++++ RECORDS TO PROCESS
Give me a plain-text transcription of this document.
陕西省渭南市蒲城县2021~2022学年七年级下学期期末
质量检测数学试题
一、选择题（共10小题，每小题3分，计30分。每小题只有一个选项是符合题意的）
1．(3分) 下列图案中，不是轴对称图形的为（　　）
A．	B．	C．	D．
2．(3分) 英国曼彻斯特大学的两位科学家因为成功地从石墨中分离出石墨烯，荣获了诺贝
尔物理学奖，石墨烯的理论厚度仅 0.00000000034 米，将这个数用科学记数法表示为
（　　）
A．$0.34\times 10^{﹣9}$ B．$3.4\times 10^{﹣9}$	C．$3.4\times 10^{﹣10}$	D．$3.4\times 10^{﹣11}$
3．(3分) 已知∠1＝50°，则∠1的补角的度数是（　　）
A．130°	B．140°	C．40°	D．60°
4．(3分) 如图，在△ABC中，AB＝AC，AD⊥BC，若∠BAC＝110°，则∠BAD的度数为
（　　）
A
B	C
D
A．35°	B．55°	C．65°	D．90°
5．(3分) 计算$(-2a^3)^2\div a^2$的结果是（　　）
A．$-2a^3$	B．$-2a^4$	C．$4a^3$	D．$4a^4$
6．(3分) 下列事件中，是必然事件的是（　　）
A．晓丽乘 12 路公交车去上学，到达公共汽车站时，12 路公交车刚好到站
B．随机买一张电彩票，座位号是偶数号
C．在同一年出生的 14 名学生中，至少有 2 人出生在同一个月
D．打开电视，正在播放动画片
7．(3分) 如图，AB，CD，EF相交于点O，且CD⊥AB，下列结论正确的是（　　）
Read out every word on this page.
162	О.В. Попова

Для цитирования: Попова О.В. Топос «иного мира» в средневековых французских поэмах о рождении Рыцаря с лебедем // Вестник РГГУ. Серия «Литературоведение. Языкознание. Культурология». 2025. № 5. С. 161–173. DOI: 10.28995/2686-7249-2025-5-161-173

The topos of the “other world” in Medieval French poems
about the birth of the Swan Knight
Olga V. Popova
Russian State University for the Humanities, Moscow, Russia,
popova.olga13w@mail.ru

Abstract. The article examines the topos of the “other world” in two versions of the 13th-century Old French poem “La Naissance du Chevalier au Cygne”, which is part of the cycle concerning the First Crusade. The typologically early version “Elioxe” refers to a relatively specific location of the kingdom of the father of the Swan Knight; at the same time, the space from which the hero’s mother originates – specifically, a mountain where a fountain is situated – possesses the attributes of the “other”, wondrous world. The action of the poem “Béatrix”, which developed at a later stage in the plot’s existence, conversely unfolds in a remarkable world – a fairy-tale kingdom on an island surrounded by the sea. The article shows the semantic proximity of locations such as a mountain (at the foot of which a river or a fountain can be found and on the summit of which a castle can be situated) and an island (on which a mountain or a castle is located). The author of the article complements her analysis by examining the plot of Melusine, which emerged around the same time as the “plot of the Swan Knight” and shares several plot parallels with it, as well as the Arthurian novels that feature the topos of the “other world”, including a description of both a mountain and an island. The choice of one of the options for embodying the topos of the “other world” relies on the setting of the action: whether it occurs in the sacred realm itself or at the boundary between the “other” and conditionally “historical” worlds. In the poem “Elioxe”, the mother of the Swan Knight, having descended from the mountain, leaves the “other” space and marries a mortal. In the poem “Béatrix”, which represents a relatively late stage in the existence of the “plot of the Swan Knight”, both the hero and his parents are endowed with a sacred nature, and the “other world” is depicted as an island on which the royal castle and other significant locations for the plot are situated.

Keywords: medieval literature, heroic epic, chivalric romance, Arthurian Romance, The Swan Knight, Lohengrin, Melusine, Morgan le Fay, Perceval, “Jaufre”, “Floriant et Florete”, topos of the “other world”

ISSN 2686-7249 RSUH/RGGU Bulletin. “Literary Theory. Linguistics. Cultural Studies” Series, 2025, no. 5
++++++++
Each line above is to be repeated exactly.

OUTPUT:
Give me a plain-text transcription of this document.
陕西省渭南市蒲城县2021~2022学年七年级下学期期末
质量检测数学试题
一、选择题（共10小题，每小题3分，计30分。每小题只有一个选项是符合题意的）
1．(3分) 下列图案中，不是轴对称图形的为（　　）
A．	B．	C．	D．
2．(3分) 英国曼彻斯特大学的两位科学家因为成功地从石墨中分离出石墨烯，荣获了诺贝
尔物理学奖，石墨烯的理论厚度仅 0.00000000034 米，将这个数用科学记数法表示为
（　　）
A．$0.34\times 10^{﹣9}$ B．$3.4\times 10^{﹣9}$	C．$3.4\times 10^{﹣10}$	D．$3.4\times 10^{﹣11}$
3．(3分) 已知∠1＝50°，则∠1的补角的度数是（　　）
A．130°	B．140°	C．40°	D．60°
4．(3分) 如图，在△ABC中，AB＝AC，AD⊥BC，若∠BAC＝110°，则∠BAD的度数为
（　　）
A
B	C
D
A．35°	B．55°	C．65°	D．90°
5．(3分) 计算$(-2a^3)^2\div a^2$的结果是（　　）
A．$-2a^3$	B．$-2a^4$	C．$4a^3$	D．$4a^4$
6．(3分) 下列事件中，是必然事件的是（　　）
A．晓丽乘 12 路公交车去上学，到达公共汽车站时，12 路公交车刚好到站
B．随机买一张电彩票，座位号是偶数号
C．在同一年出生的 14 名学生中，至少有 2 人出生在同一个月
D．打开电视，正在播放动画片
7．(3分) 如图，AB，CD，EF相交于点O，且CD⊥AB，下列结论正确的是（　　）
Read out every word on this page.
162	О.В. Попова

Для цитирования: Попова О.В. Топос «иного мира» в средневековых французских поэмах о рождении Рыцаря с лебедем // Вестник РГГУ. Серия «Литературоведение. Языкознание. Культурология». 2025. № 5. С. 161–173. DOI: 10.28995/2686-7249-2025-5-161-173

The topos of the “other world” in Medieval French poems
about the birth of the Swan Knight
Olga V. Popova
Russian State University for the Humanities, Moscow, Russia,
popova.olga13w@mail.ru

Abstract. The article examines the topos of the “other world” in two versions of the 13th-century Old French poem “La Naissance du Chevalier au Cygne”, which is part of the cycle concerning the First Crusade. The typologically early version “Elioxe” refers to a relatively specific location of the kingdom of the father of the Swan Knight; at the same time, the space from which the hero’s mother originates – specifically, a mountain where a fountain is situated – possesses the attributes of the “other”, wondrous world. The action of the poem “Béatrix”, which developed at a later stage in the plot’s existence, conversely unfolds in a remarkable world – a fairy-tale kingdom on an island surrounded by the sea. The article shows the semantic proximity of locations such as a mountain (at the foot of which a river or a fountain can be found and on the summit of which a castle can be situated) and an island (on which a mountain or a castle is located). The author of the article complements her analysis by examining the plot of Melusine, which emerged around the same time as the “plot of the Swan Knight” and shares several plot parallels with it, as well as the Arthurian novels that feature the topos of the “other world”, including a description of both a mountain and an island. The choice of one of the options for embodying the topos of the “other world” relies on the setting of the action: whether it occurs in the sacred realm itself or at the boundary between the “other” and conditionally “historical” worlds. In the poem “Elioxe”, the mother of the Swan Knight, having descended from the mountain, leaves the “other” space and marries a mortal. In the poem “Béatrix”, which represents a relatively late stage in the existence of the “plot of the Swan Knight”, both the hero and his parents are endowed with a sacred nature, and the “other world” is depicted as an island on which the royal castle and other significant locations for the plot are situated.

Keywords: medieval literature, heroic epic, chivalric romance, Arthurian Romance, The Swan Knight, Lohengrin, Melusine, Morgan le Fay, Perceval, “Jaufre”, “Floriant et Florete”, topos of the “other world”

ISSN 2686-7249 RSUH/RGGU Bulletin. “Literary Theory. Linguistics. Cultural Studies” Series, 2025, no. 5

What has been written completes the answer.